--- Start of Data for the task ---
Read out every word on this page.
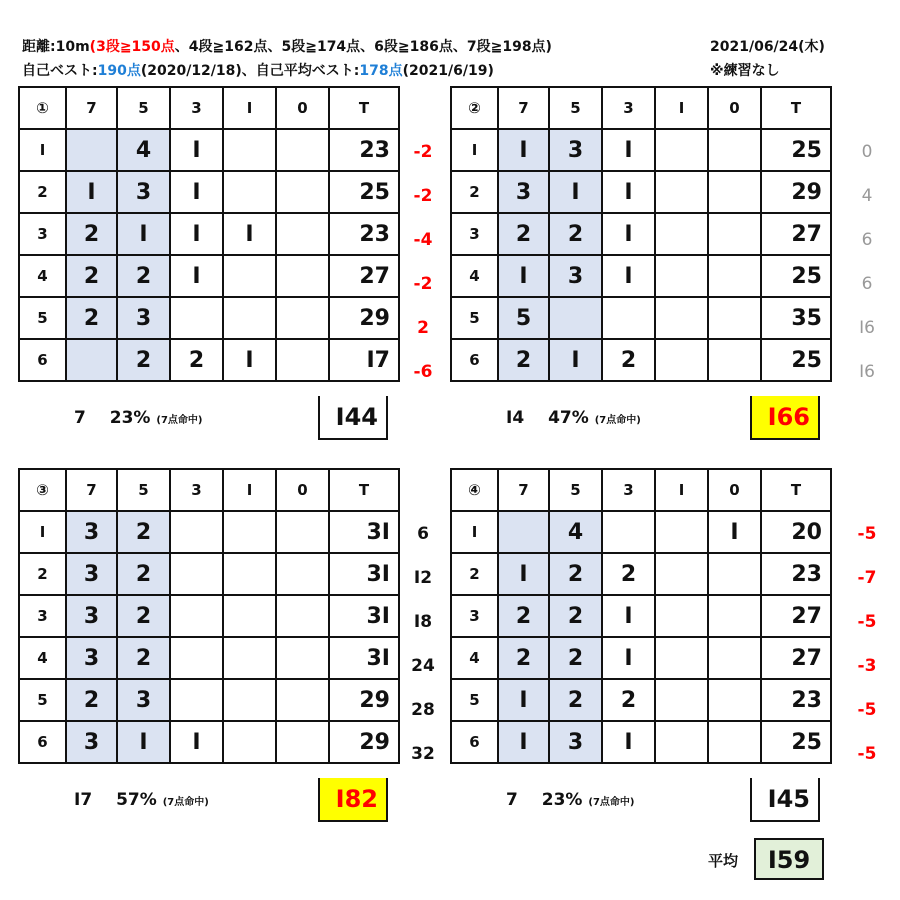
距離:10m(3段≧150点、4段≧162点、5段≧174点、6段≧186点、7段≧198点)
自己ベスト:190点(2020/12/18)、自己平均ベスト:178点(2021/6/19)
2021/06/24(木)
※練習なし
①	7	5	3	I	0	T
I		4	I			23
2	I	3	I			25
3	2	I	I	I		23
4	2	2	I			27
5	2	3				29
6		2	2	I		I7
7 23% (7点命中)	I44
-2
-2
-4
-2
2
-6
②	7	5	3	I	0	T
I	I	3	I			25
2	3	I	I			29
3	2	2	I			27
4	I	3	I			25
5	5					35
6	2	I	2			25
I4 47% (7点命中)	I66
0
4
6
6
I6
I6
③	7	5	3	I	0	T
I	3	2				3I
2	3	2				3I
3	3	2				3I
4	3	2				3I
5	2	3				29
6	3	I	I			29
I7 57% (7点命中)	I82
6
I2
I8
24
28
32
④	7	5	3	I	0	T
I		4			I	20
2	I	2	2			23
3	2	2	I			27
4	2	2	I			27
5	I	2	2			23
6	I	3	I			25
7 23% (7点命中)	I45
-5
-7
-5
-3
-5
-5
平均	I59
--- End of Data for the task ---
Request
Make an exact copy of all entries above, dropping the images.

Solution to this exercise
Read out every word on this page.
距離:10m(3段≧150点、4段≧162点、5段≧174点、6段≧186点、7段≧198点)
自己ベスト:190点(2020/12/18)、自己平均ベスト:178点(2021/6/19)
2021/06/24(木)
※練習なし
①	7	5	3	I	0	T
I		4	I			23
2	I	3	I			25
3	2	I	I	I		23
4	2	2	I			27
5	2	3				29
6		2	2	I		I7
7 23% (7点命中)	I44
-2
-2
-4
-2
2
-6
②	7	5	3	I	0	T
I	I	3	I			25
2	3	I	I			29
3	2	2	I			27
4	I	3	I			25
5	5					35
6	2	I	2			25
I4 47% (7点命中)	I66
0
4
6
6
I6
I6
③	7	5	3	I	0	T
I	3	2				3I
2	3	2				3I
3	3	2				3I
4	3	2				3I
5	2	3				29
6	3	I	I			29
I7 57% (7点命中)	I82
6
I2
I8
24
28
32
④	7	5	3	I	0	T
I		4			I	20
2	I	2	2			23
3	2	2	I			27
4	2	2	I			27
5	I	2	2			23
6	I	3	I			25
7 23% (7点命中)	I45
-5
-7
-5
-3
-5
-5
平均	I59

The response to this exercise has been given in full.